WHAT THE EXERCISE ASKS: Below are the records; copy each line in them that holds the word "description".

DATA SUPPLIED:

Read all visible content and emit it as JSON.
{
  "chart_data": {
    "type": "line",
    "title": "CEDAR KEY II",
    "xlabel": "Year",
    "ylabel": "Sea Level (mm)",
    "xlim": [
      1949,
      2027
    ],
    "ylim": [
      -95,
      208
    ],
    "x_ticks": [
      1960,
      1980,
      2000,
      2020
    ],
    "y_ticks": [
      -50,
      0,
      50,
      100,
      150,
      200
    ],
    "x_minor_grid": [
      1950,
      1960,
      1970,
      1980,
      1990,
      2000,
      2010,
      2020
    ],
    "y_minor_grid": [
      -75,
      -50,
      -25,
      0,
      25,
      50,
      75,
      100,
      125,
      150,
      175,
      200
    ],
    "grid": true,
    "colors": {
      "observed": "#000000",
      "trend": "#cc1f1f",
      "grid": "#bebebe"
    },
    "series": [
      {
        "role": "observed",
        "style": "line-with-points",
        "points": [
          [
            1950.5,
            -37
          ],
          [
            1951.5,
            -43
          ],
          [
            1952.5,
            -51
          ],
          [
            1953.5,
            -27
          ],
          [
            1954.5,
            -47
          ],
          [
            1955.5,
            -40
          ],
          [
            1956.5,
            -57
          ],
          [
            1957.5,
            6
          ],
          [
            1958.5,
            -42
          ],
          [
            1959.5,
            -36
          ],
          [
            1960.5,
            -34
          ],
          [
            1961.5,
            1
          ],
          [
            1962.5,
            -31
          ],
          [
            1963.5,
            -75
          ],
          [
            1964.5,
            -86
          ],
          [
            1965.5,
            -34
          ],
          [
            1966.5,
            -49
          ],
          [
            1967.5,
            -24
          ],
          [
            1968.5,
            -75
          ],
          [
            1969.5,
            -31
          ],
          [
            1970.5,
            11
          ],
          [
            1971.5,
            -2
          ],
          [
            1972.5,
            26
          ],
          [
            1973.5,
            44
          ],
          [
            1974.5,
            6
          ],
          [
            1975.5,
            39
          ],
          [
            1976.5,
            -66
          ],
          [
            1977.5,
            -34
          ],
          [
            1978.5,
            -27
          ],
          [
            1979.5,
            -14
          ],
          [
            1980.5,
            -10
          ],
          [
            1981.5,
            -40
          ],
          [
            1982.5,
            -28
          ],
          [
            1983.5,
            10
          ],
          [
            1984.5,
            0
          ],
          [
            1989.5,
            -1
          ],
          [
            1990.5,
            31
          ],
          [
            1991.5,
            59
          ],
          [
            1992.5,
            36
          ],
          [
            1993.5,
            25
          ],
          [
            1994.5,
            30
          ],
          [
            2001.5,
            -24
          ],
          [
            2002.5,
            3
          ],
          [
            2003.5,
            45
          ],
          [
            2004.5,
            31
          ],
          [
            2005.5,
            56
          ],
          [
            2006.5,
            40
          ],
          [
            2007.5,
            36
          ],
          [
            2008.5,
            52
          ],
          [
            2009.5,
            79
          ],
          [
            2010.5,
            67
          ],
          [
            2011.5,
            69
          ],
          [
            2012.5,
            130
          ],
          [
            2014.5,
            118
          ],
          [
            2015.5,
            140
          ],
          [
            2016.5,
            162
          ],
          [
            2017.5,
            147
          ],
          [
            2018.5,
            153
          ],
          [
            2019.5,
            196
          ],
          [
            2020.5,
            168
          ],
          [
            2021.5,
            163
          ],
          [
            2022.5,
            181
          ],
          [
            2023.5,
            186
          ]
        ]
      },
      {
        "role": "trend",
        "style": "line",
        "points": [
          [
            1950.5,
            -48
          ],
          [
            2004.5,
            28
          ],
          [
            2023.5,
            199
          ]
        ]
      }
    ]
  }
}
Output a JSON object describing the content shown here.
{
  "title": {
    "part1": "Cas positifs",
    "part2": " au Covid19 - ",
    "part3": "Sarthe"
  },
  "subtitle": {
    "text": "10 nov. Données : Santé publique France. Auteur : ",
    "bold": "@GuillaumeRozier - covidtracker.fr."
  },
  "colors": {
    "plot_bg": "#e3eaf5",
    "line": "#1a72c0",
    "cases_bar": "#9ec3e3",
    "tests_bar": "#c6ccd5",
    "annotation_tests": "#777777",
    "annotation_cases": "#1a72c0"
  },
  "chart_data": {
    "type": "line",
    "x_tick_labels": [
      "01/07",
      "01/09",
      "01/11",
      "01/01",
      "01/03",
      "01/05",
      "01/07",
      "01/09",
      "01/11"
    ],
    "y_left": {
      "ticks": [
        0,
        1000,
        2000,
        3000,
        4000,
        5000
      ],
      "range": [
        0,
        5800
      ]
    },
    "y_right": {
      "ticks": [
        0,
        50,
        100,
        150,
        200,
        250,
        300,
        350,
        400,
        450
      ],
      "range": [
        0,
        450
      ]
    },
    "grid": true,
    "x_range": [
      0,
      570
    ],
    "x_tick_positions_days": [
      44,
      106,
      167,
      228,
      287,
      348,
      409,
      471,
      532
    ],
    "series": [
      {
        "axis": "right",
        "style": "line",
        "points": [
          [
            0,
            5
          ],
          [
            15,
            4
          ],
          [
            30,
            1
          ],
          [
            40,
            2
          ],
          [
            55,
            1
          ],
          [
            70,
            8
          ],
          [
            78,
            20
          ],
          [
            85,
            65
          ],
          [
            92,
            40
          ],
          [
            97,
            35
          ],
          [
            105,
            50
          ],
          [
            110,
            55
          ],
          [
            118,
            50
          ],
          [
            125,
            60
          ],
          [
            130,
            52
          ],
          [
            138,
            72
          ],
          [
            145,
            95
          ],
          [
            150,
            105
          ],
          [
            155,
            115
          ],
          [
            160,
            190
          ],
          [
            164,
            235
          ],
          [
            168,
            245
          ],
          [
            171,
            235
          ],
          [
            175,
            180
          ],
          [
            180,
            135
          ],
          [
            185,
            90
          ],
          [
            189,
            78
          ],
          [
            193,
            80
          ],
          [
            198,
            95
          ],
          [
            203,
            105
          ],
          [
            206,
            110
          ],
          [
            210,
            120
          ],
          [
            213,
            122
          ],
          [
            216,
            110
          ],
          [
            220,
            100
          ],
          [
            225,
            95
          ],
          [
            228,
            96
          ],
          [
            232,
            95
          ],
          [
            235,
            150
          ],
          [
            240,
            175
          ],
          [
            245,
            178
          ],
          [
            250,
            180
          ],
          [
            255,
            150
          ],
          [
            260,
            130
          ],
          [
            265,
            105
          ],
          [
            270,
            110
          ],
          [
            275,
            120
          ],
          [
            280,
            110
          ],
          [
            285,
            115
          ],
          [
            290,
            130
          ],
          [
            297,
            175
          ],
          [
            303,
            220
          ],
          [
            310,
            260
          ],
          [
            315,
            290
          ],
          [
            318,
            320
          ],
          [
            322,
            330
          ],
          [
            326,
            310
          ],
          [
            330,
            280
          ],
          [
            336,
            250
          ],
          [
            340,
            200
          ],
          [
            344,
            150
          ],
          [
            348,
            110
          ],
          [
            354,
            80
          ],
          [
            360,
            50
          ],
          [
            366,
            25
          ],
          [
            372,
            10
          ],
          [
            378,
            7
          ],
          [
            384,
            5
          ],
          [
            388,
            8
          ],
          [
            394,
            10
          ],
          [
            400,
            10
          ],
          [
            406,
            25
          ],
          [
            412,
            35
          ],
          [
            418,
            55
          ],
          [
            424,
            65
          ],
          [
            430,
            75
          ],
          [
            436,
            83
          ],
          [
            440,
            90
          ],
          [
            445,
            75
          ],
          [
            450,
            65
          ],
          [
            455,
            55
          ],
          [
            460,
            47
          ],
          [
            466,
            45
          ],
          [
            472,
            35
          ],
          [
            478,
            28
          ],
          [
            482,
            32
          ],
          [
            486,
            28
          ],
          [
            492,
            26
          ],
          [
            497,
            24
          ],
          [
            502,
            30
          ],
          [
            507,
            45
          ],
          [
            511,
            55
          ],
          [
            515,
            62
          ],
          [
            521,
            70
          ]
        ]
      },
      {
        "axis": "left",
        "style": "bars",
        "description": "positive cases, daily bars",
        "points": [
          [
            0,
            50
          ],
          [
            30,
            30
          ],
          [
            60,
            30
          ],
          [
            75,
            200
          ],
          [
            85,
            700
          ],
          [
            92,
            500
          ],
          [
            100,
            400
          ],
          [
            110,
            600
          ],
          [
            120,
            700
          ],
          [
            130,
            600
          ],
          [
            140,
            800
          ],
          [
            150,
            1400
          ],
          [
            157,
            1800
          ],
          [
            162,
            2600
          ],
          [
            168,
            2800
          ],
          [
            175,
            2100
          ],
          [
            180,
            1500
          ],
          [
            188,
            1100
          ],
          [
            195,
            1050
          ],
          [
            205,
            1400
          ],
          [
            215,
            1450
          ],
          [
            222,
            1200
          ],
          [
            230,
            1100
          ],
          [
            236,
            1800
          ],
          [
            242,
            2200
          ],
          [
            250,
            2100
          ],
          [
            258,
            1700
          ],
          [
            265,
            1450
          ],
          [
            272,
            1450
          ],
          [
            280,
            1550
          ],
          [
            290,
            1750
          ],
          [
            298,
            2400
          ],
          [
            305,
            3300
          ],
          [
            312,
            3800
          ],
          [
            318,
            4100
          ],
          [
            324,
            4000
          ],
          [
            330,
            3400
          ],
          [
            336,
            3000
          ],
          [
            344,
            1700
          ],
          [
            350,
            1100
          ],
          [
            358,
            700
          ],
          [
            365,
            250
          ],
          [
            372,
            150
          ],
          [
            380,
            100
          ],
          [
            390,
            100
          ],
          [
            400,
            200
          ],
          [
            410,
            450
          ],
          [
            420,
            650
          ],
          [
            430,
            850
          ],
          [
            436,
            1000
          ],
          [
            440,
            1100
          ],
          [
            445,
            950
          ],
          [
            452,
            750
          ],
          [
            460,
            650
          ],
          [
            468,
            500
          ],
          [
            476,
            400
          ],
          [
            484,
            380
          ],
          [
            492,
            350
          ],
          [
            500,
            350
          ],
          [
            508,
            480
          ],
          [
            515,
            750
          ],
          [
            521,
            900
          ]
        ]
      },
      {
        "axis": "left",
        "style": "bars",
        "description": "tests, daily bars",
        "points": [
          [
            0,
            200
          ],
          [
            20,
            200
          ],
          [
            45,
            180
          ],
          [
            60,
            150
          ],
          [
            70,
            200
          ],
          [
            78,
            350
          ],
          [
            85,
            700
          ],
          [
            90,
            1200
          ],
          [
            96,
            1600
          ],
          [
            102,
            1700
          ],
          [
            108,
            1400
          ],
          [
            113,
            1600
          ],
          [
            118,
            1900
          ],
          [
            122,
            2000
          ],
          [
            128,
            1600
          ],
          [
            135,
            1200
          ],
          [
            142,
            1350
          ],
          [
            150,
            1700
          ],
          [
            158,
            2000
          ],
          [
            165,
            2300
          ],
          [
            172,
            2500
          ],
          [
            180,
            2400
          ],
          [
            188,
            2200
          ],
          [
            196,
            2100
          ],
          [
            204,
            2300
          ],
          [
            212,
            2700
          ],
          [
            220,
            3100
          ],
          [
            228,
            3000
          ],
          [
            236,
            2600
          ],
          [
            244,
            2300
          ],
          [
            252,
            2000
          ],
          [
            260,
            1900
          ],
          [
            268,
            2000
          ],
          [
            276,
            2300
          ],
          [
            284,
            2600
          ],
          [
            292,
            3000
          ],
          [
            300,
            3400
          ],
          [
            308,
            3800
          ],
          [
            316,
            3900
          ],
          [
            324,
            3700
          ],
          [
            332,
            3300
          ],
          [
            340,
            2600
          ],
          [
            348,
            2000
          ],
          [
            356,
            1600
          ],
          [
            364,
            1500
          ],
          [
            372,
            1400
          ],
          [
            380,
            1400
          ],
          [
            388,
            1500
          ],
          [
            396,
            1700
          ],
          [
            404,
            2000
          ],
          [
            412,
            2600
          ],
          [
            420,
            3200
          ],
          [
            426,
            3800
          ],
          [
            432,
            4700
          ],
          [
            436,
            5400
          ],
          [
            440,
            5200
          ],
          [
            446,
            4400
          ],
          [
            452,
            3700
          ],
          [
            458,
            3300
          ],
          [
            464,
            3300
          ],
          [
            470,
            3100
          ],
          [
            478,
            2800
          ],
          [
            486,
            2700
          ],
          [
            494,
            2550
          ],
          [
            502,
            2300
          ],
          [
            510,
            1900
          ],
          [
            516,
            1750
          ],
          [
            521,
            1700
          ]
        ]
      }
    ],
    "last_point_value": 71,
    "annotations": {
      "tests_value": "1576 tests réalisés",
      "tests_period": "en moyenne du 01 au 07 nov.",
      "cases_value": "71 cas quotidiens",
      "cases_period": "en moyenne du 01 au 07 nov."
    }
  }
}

THE REPLY:
        "description": "positive cases, daily bars",
        "description": "tests, daily bars",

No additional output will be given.